(Data records)
──────────
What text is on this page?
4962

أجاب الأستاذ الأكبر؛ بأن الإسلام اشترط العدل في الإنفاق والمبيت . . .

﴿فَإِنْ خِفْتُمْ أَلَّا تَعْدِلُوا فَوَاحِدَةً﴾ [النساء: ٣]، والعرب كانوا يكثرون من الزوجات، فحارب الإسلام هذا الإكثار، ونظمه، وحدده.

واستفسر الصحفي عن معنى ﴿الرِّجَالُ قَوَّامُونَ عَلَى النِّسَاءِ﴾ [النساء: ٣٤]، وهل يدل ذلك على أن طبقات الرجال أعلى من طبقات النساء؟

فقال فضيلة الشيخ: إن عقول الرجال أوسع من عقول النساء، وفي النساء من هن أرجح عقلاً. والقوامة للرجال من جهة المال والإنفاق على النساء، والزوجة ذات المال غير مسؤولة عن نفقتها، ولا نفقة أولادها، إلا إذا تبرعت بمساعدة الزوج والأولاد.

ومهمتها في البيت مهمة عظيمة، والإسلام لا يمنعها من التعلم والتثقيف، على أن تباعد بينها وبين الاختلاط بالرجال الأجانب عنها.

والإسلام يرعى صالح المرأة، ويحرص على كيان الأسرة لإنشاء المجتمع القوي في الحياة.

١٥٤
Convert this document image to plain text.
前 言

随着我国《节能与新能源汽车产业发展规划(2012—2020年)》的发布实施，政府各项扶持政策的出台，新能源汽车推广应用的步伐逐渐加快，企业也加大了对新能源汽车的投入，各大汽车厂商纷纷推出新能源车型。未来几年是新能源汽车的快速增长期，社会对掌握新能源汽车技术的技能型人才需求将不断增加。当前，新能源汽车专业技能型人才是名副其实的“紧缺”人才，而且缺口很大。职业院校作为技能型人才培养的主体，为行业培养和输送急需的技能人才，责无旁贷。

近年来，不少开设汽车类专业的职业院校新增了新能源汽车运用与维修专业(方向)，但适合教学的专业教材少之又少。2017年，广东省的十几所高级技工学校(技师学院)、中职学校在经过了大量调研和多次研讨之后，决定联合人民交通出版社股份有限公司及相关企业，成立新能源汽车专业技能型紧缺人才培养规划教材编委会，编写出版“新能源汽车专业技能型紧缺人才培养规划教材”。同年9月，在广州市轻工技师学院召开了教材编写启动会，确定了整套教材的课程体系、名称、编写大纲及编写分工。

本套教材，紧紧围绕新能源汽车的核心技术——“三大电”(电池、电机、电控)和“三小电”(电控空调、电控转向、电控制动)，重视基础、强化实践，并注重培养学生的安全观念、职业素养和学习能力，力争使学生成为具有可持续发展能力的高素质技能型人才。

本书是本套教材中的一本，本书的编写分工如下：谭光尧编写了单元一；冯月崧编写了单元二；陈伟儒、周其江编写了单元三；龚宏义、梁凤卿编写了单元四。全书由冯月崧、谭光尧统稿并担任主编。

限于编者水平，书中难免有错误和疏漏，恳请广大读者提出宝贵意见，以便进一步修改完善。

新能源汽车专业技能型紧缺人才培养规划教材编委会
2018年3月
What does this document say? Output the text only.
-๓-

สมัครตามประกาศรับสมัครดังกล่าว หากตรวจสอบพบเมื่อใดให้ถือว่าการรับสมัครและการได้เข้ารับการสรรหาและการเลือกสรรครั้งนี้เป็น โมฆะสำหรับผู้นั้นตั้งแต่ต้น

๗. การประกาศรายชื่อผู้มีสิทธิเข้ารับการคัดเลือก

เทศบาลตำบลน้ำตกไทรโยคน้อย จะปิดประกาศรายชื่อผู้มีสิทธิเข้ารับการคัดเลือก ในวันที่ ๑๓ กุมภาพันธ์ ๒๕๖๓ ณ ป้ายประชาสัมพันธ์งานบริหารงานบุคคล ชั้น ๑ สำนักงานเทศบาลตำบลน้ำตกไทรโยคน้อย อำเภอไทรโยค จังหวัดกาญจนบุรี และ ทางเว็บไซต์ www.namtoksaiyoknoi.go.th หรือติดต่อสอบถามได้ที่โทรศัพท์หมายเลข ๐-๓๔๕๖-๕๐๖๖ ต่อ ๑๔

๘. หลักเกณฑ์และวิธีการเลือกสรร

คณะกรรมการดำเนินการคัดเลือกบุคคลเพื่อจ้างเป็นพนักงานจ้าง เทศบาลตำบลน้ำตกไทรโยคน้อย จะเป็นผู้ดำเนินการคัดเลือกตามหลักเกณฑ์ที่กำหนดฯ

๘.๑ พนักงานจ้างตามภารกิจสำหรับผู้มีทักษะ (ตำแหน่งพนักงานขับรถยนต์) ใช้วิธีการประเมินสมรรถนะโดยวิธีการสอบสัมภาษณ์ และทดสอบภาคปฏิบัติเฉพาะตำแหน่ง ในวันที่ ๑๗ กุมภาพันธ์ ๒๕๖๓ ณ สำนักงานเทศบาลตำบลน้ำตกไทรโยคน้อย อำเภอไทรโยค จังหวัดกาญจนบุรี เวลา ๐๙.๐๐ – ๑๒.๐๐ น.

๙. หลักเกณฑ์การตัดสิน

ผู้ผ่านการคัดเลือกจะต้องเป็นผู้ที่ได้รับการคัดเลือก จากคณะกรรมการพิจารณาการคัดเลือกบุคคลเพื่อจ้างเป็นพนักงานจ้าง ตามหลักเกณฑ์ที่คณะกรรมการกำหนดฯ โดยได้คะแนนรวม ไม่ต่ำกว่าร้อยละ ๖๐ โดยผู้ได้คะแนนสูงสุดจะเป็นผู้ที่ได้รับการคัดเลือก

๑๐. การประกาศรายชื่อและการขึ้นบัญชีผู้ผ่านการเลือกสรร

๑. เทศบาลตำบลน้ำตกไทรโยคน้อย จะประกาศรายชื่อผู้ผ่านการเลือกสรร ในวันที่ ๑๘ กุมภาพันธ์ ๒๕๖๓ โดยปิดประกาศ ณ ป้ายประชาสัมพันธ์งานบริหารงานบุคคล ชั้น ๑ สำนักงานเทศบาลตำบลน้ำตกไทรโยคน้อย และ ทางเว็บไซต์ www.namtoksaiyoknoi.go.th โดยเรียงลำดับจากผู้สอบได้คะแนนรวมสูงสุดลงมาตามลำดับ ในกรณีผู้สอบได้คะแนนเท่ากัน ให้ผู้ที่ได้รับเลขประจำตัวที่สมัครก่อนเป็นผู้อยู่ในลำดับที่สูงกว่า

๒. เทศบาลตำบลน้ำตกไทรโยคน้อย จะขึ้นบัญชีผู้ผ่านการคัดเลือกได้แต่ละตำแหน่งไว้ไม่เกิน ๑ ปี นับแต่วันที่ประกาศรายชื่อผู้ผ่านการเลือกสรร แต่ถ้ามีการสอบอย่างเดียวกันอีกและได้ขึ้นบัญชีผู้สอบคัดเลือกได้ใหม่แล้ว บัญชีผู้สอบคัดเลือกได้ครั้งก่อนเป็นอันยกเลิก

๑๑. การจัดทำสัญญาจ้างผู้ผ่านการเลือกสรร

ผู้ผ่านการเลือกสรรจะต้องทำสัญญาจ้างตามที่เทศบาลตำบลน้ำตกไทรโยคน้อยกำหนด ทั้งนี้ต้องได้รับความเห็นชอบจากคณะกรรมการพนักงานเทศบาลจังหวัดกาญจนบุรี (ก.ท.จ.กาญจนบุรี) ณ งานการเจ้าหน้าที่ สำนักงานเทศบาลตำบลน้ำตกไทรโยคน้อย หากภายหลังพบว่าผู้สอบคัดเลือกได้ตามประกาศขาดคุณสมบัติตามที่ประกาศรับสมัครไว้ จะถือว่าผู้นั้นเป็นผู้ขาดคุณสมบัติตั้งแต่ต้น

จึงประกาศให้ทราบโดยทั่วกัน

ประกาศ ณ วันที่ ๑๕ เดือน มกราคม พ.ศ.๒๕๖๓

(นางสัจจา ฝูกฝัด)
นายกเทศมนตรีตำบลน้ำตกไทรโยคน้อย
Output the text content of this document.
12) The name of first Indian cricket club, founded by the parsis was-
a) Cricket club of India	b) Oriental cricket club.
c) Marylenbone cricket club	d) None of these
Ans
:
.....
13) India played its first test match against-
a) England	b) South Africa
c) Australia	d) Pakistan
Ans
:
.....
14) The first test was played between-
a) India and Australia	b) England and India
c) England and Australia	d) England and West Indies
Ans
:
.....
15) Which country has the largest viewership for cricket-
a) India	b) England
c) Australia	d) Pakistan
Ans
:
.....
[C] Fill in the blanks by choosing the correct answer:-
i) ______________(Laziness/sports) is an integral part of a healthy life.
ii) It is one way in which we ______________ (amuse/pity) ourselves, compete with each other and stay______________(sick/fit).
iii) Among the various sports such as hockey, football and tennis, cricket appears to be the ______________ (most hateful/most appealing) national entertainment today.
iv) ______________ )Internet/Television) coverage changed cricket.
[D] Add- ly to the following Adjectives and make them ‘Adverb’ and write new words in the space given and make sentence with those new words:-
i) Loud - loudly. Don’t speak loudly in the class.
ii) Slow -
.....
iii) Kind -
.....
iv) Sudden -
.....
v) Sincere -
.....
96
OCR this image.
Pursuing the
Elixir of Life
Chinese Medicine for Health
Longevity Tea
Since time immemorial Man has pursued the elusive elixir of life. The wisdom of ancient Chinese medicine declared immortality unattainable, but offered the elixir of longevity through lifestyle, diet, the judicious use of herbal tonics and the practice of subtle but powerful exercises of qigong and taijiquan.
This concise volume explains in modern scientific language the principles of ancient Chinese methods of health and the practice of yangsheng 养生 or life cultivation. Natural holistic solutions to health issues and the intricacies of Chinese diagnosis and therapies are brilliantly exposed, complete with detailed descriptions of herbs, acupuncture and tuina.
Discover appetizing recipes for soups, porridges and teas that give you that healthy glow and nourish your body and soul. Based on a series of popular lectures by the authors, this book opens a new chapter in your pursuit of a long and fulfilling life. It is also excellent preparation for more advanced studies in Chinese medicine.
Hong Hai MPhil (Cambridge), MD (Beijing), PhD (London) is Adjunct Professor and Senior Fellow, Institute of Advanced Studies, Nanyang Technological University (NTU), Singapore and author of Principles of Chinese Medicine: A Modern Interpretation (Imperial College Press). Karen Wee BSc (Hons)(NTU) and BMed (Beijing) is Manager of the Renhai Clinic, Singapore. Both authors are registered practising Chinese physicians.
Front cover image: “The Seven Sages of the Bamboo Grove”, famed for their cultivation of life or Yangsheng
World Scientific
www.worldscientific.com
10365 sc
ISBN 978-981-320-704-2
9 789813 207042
──────────
Set problem:
List all lines where "กเกณฑ" occurs.

Reply to the task:
๘. หลักเกณฑ์และวิธีการเลือกสรร
คณะกรรมการดำเนินการคัดเลือกบุคคลเพื่อจ้างเป็นพนักงานจ้าง เทศบาลตำบลน้ำตกไทรโยคน้อย จะเป็นผู้ดำเนินการคัดเลือกตามหลักเกณฑ์ที่กำหนดฯ
๙. หลักเกณฑ์การตัดสิน
ผู้ผ่านการคัดเลือกจะต้องเป็นผู้ที่ได้รับการคัดเลือก จากคณะกรรมการพิจารณาการคัดเลือกบุคคลเพื่อจ้างเป็นพนักงานจ้าง ตามหลักเกณฑ์ที่คณะกรรมการกำหนดฯ โดยได้คะแนนรวม ไม่ต่ำกว่าร้อยละ ๖๐ โดยผู้ได้คะแนนสูงสุดจะเป็นผู้ที่ได้รับการคัดเลือก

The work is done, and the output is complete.